Dataset rows about figures:
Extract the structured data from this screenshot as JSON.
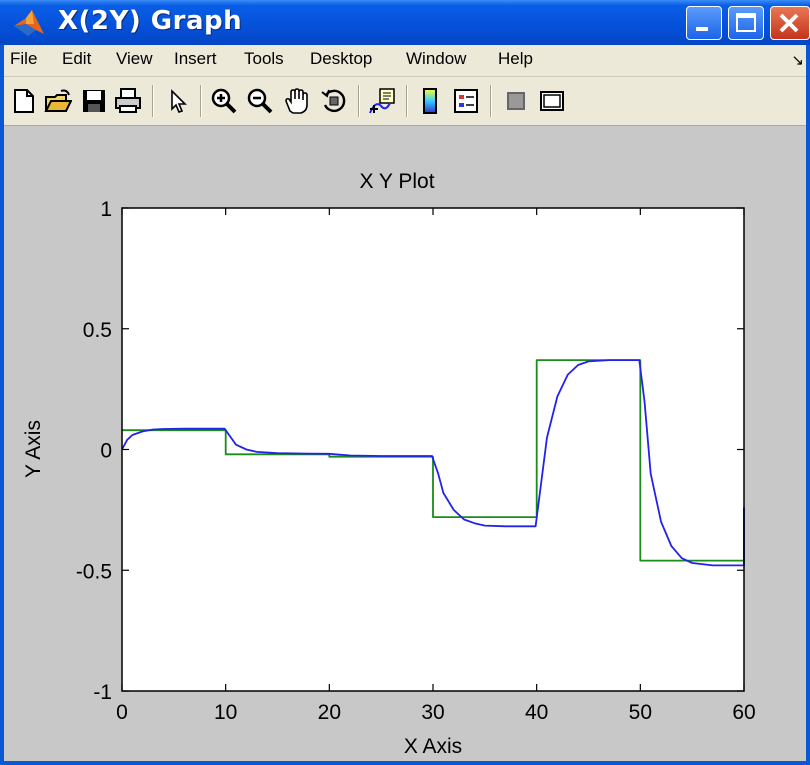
{
  "window": {
    "title": "X(2Y)  Graph"
  },
  "menu": [
    "File",
    "Edit",
    "View",
    "Insert",
    "Tools",
    "Desktop",
    "Window",
    "Help"
  ],
  "toolbar_icons": [
    "new-file-icon",
    "open-folder-icon",
    "save-icon",
    "print-icon",
    "pointer-arrow-icon",
    "zoom-in-icon",
    "zoom-out-icon",
    "pan-hand-icon",
    "rotate-3d-icon",
    "data-cursor-icon",
    "colorbar-icon",
    "legend-icon",
    "hide-plot-tools-icon",
    "show-plot-tools-icon"
  ],
  "colors": {
    "series1": "#2222ee",
    "series2": "#1a8c1a",
    "titlebar": "#0a58d4",
    "figure_bg": "#c8c8c8"
  },
  "chart_data": {
    "type": "line",
    "title": "X Y Plot",
    "xlabel": "X Axis",
    "ylabel": "Y Axis",
    "xlim": [
      0,
      60
    ],
    "ylim": [
      -1,
      1
    ],
    "xticks": [
      0,
      10,
      20,
      30,
      40,
      50,
      60
    ],
    "yticks": [
      -1,
      -0.5,
      0,
      0.5,
      1
    ],
    "xtick_labels": [
      "0",
      "10",
      "20",
      "30",
      "40",
      "50",
      "60"
    ],
    "ytick_labels": [
      "-1",
      "-0.5",
      "0",
      "0.5",
      "1"
    ],
    "grid": false,
    "series": [
      {
        "color": "#1a8c1a",
        "style": "step",
        "x": [
          0,
          10,
          10,
          20,
          20,
          30,
          30,
          40,
          40,
          50,
          50,
          60,
          60
        ],
        "y": [
          0.08,
          0.08,
          -0.02,
          -0.02,
          -0.03,
          -0.03,
          -0.28,
          -0.28,
          0.37,
          0.37,
          -0.46,
          -0.46,
          -0.24
        ]
      },
      {
        "color": "#2222ee",
        "style": "smooth",
        "x": [
          0,
          0.5,
          1,
          2,
          3,
          4,
          6,
          8,
          9.9,
          10.5,
          11,
          12,
          13,
          15,
          18,
          20,
          22,
          25,
          29.9,
          30.5,
          31,
          32,
          33,
          34,
          35,
          37,
          39.9,
          40.4,
          41,
          42,
          43,
          44,
          45,
          47,
          49.9,
          50.4,
          51,
          52,
          53,
          54,
          55,
          57,
          59.9,
          60,
          60
        ],
        "y": [
          0,
          0.04,
          0.06,
          0.075,
          0.083,
          0.085,
          0.086,
          0.086,
          0.086,
          0.05,
          0.02,
          0.0,
          -0.01,
          -0.015,
          -0.017,
          -0.018,
          -0.025,
          -0.027,
          -0.027,
          -0.1,
          -0.18,
          -0.25,
          -0.29,
          -0.305,
          -0.315,
          -0.318,
          -0.318,
          -0.15,
          0.05,
          0.22,
          0.31,
          0.35,
          0.365,
          0.37,
          0.37,
          0.2,
          -0.1,
          -0.3,
          -0.4,
          -0.45,
          -0.47,
          -0.48,
          -0.48,
          -0.48,
          -0.24
        ]
      }
    ]
  }
}
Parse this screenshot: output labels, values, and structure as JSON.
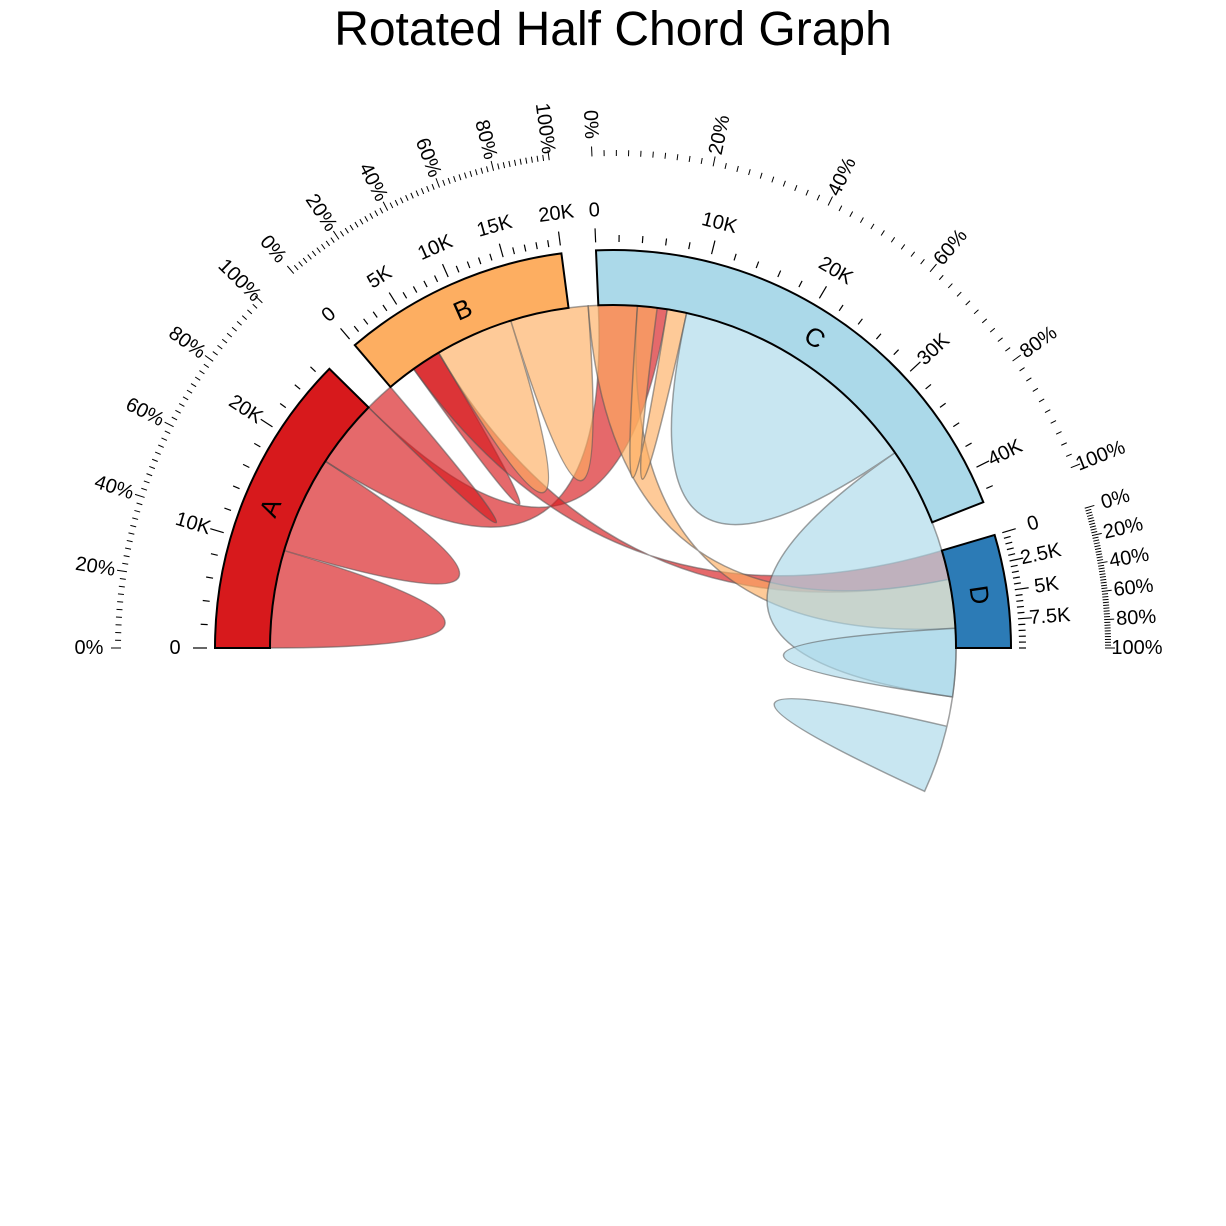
{
  "chart_data": {
    "type": "chord",
    "title": "Rotated Half Chord Graph",
    "sectors": [
      {
        "name": "A",
        "total": 27000,
        "color": "#d7191c",
        "value_ticks": [
          "0",
          "10K",
          "20K"
        ],
        "value_tick_values": [
          0,
          10000,
          20000
        ]
      },
      {
        "name": "B",
        "total": 20000,
        "color": "#fdae61",
        "value_ticks": [
          "0",
          "5K",
          "10K",
          "15K",
          "20K"
        ],
        "value_tick_values": [
          0,
          5000,
          10000,
          15000,
          20000
        ]
      },
      {
        "name": "C",
        "total": 43000,
        "color": "#abd9e9",
        "value_ticks": [
          "0",
          "10K",
          "20K",
          "30K",
          "40K"
        ],
        "value_tick_values": [
          0,
          10000,
          20000,
          30000,
          40000
        ]
      },
      {
        "name": "D",
        "total": 10000,
        "color": "#2c7bb6",
        "value_ticks": [
          "0",
          "2.5K",
          "5K",
          "7.5K"
        ],
        "value_tick_values": [
          0,
          2500,
          5000,
          7500
        ]
      }
    ],
    "percent_ticks": [
      "0%",
      "20%",
      "40%",
      "60%",
      "80%",
      "100%"
    ],
    "links": [
      {
        "source": "A",
        "target": "A",
        "value": 10000
      },
      {
        "source": "A",
        "target": "C",
        "value": 7000
      },
      {
        "source": "A",
        "target": "B",
        "value": 6000
      },
      {
        "source": "A",
        "target": "D",
        "value": 3000
      },
      {
        "source": "B",
        "target": "B",
        "value": 8000
      },
      {
        "source": "B",
        "target": "D",
        "value": 5000
      },
      {
        "source": "B",
        "target": "C",
        "value": 2000
      },
      {
        "source": "C",
        "target": "C",
        "value": 26000
      },
      {
        "source": "C",
        "target": "D",
        "value": 10000
      }
    ]
  }
}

Goal:
The listing above must be printed again exactly, minus its pictures.

Answer to this exercise:
Extract the structured data from this screenshot as JSON.
{
  "window": {
    "title": "X(2Y)  Graph"
  },
  "menu": [
    "File",
    "Edit",
    "View",
    "Insert",
    "Tools",
    "Desktop",
    "Window",
    "Help"
  ],
  "toolbar_icons": [
    "new-file-icon",
    "open-folder-icon",
    "save-icon",
    "print-icon",
    "pointer-arrow-icon",
    "zoom-in-icon",
    "zoom-out-icon",
    "pan-hand-icon",
    "rotate-3d-icon",
    "data-cursor-icon",
    "colorbar-icon",
    "legend-icon",
    "hide-plot-tools-icon",
    "show-plot-tools-icon"
  ],
  "colors": {
    "series1": "#2222ee",
    "series2": "#1a8c1a",
    "titlebar": "#0a58d4",
    "figure_bg": "#c8c8c8"
  },
  "chart_data": {
    "type": "line",
    "title": "X Y Plot",
    "xlabel": "X Axis",
    "ylabel": "Y Axis",
    "xlim": [
      0,
      60
    ],
    "ylim": [
      -1,
      1
    ],
    "xticks": [
      0,
      10,
      20,
      30,
      40,
      50,
      60
    ],
    "yticks": [
      -1,
      -0.5,
      0,
      0.5,
      1
    ],
    "xtick_labels": [
      "0",
      "10",
      "20",
      "30",
      "40",
      "50",
      "60"
    ],
    "ytick_labels": [
      "-1",
      "-0.5",
      "0",
      "0.5",
      "1"
    ],
    "grid": false,
    "series": [
      {
        "color": "#1a8c1a",
        "style": "step",
        "x": [
          0,
          10,
          10,
          20,
          20,
          30,
          30,
          40,
          40,
          50,
          50,
          60,
          60
        ],
        "y": [
          0.08,
          0.08,
          -0.02,
          -0.02,
          -0.03,
          -0.03,
          -0.28,
          -0.28,
          0.37,
          0.37,
          -0.46,
          -0.46,
          -0.24
        ]
      },
      {
        "color": "#2222ee",
        "style": "smooth",
        "x": [
          0,
          0.5,
          1,
          2,
          3,
          4,
          6,
          8,
          9.9,
          10.5,
          11,
          12,
          13,
          15,
          18,
          20,
          22,
          25,
          29.9,
          30.5,
          31,
          32,
          33,
          34,
          35,
          37,
          39.9,
          40.4,
          41,
          42,
          43,
          44,
          45,
          47,
          49.9,
          50.4,
          51,
          52,
          53,
          54,
          55,
          57,
          59.9,
          60,
          60
        ],
        "y": [
          0,
          0.04,
          0.06,
          0.075,
          0.083,
          0.085,
          0.086,
          0.086,
          0.086,
          0.05,
          0.02,
          0.0,
          -0.01,
          -0.015,
          -0.017,
          -0.018,
          -0.025,
          -0.027,
          -0.027,
          -0.1,
          -0.18,
          -0.25,
          -0.29,
          -0.305,
          -0.315,
          -0.318,
          -0.318,
          -0.15,
          0.05,
          0.22,
          0.31,
          0.35,
          0.365,
          0.37,
          0.37,
          0.2,
          -0.1,
          -0.3,
          -0.4,
          -0.45,
          -0.47,
          -0.48,
          -0.48,
          -0.48,
          -0.24
        ]
      }
    ]
  }
}
Parse this screenshot: output labels, values, and structure as JSON.
{
  "chart_data": {
    "type": "chord",
    "title": "Rotated Half Chord Graph",
    "sectors": [
      {
        "name": "A",
        "total": 27000,
        "color": "#d7191c",
        "value_ticks": [
          "0",
          "10K",
          "20K"
        ],
        "value_tick_values": [
          0,
          10000,
          20000
        ]
      },
      {
        "name": "B",
        "total": 20000,
        "color": "#fdae61",
        "value_ticks": [
          "0",
          "5K",
          "10K",
          "15K",
          "20K"
        ],
        "value_tick_values": [
          0,
          5000,
          10000,
          15000,
          20000
        ]
      },
      {
        "name": "C",
        "total": 43000,
        "color": "#abd9e9",
        "value_ticks": [
          "0",
          "10K",
          "20K",
          "30K",
          "40K"
        ],
        "value_tick_values": [
          0,
          10000,
          20000,
          30000,
          40000
        ]
      },
      {
        "name": "D",
        "total": 10000,
        "color": "#2c7bb6",
        "value_ticks": [
          "0",
          "2.5K",
          "5K",
          "7.5K"
        ],
        "value_tick_values": [
          0,
          2500,
          5000,
          7500
        ]
      }
    ],
    "percent_ticks": [
      "0%",
      "20%",
      "40%",
      "60%",
      "80%",
      "100%"
    ],
    "links": [
      {
        "source": "A",
        "target": "A",
        "value": 10000
      },
      {
        "source": "A",
        "target": "C",
        "value": 7000
      },
      {
        "source": "A",
        "target": "B",
        "value": 6000
      },
      {
        "source": "A",
        "target": "D",
        "value": 3000
      },
      {
        "source": "B",
        "target": "B",
        "value": 8000
      },
      {
        "source": "B",
        "target": "D",
        "value": 5000
      },
      {
        "source": "B",
        "target": "C",
        "value": 2000
      },
      {
        "source": "C",
        "target": "C",
        "value": 26000
      },
      {
        "source": "C",
        "target": "D",
        "value": 10000
      }
    ]
  }
}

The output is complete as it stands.